## START GIVEN DATA
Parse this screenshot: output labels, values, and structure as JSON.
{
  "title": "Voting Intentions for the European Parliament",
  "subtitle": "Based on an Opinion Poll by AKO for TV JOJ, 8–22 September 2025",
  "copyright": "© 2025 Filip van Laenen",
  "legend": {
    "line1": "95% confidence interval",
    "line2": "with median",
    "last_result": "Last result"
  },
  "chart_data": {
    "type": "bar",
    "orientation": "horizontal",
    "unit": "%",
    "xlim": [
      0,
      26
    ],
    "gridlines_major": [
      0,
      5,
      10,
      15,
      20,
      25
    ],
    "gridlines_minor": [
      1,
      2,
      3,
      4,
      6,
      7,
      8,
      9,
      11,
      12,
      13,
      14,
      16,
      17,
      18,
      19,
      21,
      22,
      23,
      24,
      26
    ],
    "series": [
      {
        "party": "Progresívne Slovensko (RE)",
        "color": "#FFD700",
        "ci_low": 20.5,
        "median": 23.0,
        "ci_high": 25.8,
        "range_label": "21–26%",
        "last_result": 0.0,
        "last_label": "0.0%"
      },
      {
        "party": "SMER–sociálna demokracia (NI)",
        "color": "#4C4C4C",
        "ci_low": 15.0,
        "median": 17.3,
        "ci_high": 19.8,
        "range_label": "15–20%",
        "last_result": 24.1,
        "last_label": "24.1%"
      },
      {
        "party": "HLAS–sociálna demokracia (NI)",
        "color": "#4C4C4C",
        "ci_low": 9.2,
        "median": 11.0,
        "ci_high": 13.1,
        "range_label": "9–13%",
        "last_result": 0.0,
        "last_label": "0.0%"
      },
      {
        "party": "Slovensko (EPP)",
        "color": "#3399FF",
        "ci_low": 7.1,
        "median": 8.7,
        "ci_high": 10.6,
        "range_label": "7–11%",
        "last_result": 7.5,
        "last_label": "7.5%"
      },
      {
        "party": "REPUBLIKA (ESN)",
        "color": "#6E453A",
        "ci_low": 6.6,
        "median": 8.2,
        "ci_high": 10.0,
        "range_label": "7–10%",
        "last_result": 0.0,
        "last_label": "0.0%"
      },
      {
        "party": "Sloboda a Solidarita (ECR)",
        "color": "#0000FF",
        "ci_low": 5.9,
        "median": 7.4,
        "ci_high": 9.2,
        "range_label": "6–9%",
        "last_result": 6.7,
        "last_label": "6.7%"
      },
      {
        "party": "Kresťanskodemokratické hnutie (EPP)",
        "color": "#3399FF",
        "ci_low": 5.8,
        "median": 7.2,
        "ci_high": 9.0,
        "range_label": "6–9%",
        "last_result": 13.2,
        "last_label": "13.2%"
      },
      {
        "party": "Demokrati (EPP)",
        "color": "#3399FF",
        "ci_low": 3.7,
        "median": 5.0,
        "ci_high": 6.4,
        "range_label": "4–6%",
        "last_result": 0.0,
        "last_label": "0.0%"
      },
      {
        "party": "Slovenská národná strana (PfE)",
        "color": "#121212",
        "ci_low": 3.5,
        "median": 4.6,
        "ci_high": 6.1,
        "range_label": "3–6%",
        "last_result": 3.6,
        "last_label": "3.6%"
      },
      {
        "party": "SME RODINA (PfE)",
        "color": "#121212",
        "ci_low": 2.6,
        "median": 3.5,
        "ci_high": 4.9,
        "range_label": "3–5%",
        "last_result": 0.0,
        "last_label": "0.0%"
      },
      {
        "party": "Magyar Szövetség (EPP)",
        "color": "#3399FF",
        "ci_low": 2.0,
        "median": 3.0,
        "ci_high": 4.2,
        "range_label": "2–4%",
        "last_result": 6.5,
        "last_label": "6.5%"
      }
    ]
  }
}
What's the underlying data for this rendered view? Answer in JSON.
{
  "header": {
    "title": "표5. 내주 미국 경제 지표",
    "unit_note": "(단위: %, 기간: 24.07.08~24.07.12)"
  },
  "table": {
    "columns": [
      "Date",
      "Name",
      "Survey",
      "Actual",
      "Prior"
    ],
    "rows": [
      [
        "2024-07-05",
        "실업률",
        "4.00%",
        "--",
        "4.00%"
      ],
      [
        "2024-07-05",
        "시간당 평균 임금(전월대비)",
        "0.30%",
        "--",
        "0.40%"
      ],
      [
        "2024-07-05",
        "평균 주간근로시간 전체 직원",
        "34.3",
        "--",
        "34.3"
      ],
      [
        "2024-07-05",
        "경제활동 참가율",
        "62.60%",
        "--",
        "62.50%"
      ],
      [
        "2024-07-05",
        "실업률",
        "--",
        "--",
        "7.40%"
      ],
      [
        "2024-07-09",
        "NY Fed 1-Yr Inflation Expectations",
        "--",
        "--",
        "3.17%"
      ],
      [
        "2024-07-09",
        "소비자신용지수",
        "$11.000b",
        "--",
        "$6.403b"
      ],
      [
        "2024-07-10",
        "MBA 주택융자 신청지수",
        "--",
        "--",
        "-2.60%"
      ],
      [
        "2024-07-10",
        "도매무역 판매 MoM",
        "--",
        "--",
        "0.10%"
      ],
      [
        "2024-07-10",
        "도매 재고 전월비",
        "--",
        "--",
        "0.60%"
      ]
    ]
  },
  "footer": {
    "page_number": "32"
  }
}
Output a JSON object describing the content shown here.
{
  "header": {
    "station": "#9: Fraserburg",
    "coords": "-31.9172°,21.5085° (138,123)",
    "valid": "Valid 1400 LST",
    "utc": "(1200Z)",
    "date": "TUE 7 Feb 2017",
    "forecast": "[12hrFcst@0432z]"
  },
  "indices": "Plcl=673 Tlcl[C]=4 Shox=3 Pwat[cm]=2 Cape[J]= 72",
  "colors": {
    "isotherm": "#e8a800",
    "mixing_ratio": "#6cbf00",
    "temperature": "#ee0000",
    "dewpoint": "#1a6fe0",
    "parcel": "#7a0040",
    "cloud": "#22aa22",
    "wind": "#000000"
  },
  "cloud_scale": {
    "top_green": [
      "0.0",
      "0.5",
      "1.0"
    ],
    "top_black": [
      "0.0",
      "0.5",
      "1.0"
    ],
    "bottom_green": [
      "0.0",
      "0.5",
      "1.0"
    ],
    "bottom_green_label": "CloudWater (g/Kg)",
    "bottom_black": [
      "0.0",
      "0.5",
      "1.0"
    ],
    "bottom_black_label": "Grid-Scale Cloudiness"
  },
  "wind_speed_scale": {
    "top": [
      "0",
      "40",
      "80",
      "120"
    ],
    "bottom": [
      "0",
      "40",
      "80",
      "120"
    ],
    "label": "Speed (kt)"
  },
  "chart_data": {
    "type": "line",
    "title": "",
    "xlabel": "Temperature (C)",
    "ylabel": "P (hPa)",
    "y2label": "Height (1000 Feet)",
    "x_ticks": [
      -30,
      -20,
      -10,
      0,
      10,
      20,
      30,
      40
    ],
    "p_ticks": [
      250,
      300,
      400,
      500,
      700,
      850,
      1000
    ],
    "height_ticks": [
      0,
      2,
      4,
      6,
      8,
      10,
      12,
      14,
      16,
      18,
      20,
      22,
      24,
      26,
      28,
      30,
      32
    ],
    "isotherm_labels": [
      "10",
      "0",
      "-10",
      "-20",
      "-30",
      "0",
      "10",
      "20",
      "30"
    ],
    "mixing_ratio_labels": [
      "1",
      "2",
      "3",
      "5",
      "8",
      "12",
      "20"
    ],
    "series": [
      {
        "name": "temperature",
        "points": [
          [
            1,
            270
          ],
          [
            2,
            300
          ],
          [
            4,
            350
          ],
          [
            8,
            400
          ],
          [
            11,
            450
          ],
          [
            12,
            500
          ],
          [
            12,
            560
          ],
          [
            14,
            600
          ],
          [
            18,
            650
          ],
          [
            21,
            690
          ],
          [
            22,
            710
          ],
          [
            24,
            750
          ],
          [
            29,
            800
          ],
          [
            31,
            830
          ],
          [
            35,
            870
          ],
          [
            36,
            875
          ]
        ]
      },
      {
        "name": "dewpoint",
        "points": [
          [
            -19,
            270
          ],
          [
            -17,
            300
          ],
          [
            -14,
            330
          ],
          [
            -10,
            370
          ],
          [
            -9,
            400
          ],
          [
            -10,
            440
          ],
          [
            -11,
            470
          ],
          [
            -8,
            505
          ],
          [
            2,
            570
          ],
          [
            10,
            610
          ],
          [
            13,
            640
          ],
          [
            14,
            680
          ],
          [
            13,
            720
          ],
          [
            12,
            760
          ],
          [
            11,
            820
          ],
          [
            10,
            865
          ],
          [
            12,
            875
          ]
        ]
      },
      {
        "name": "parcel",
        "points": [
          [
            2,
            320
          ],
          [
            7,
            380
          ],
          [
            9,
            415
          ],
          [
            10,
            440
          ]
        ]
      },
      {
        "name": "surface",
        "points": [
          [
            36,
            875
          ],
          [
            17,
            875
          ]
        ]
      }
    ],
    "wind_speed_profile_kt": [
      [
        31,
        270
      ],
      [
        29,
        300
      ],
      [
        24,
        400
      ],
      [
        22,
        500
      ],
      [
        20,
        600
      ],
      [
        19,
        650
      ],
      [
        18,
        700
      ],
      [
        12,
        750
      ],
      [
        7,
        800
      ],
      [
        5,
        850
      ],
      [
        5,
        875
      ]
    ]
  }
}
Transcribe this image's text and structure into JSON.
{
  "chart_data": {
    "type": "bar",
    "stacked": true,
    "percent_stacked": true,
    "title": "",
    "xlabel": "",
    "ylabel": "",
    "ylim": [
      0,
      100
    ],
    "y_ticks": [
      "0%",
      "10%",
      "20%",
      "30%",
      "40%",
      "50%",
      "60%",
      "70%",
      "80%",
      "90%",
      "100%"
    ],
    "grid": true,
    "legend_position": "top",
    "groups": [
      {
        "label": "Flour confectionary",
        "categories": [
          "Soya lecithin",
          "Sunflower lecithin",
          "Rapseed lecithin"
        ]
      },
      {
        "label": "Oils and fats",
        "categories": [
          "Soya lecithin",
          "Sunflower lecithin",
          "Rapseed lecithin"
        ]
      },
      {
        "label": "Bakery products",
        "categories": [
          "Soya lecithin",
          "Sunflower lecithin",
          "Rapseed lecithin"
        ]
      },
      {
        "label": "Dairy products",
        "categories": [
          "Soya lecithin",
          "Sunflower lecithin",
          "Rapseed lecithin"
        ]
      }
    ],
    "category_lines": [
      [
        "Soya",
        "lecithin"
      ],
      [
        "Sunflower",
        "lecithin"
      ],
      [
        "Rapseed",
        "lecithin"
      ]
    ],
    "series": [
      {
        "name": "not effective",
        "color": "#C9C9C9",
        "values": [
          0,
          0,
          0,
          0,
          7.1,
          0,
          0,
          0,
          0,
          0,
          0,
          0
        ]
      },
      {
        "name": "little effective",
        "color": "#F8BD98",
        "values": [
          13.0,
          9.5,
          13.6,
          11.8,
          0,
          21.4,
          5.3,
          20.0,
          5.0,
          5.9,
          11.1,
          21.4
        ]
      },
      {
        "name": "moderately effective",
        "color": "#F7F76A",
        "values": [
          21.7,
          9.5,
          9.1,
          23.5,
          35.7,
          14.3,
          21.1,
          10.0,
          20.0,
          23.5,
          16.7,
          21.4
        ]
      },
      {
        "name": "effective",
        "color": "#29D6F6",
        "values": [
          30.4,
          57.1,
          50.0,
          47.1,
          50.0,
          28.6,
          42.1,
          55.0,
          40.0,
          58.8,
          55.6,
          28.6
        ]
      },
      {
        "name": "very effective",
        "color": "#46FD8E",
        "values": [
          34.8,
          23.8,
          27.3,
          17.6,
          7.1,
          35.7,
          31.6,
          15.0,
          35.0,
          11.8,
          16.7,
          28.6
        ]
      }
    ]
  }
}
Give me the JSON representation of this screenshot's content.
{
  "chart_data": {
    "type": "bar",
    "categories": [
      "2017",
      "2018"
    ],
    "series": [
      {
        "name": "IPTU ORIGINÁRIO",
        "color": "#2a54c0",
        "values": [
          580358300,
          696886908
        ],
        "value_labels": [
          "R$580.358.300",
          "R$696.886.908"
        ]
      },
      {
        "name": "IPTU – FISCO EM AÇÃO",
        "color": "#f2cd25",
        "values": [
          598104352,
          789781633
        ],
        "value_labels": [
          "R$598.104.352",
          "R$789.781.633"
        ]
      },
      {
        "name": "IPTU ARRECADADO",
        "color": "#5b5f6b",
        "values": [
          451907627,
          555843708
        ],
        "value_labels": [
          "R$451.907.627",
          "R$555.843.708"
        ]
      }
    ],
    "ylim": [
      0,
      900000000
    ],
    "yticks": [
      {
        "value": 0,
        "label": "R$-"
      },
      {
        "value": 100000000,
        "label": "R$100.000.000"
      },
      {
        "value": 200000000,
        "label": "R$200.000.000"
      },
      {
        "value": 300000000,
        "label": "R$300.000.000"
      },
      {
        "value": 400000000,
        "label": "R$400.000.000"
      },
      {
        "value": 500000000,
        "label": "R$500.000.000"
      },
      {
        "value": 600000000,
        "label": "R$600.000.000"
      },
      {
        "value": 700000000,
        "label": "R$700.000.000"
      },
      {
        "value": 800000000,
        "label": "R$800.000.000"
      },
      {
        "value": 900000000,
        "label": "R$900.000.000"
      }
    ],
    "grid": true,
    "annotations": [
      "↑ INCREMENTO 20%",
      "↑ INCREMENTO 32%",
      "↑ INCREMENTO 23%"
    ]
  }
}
## END GIVEN DATA
YOUR GOAL:
A line counts if it holds the word "demokracia". Work out how many lines in the listing count, and give only that number.

COMPLETE OUTPUT:
2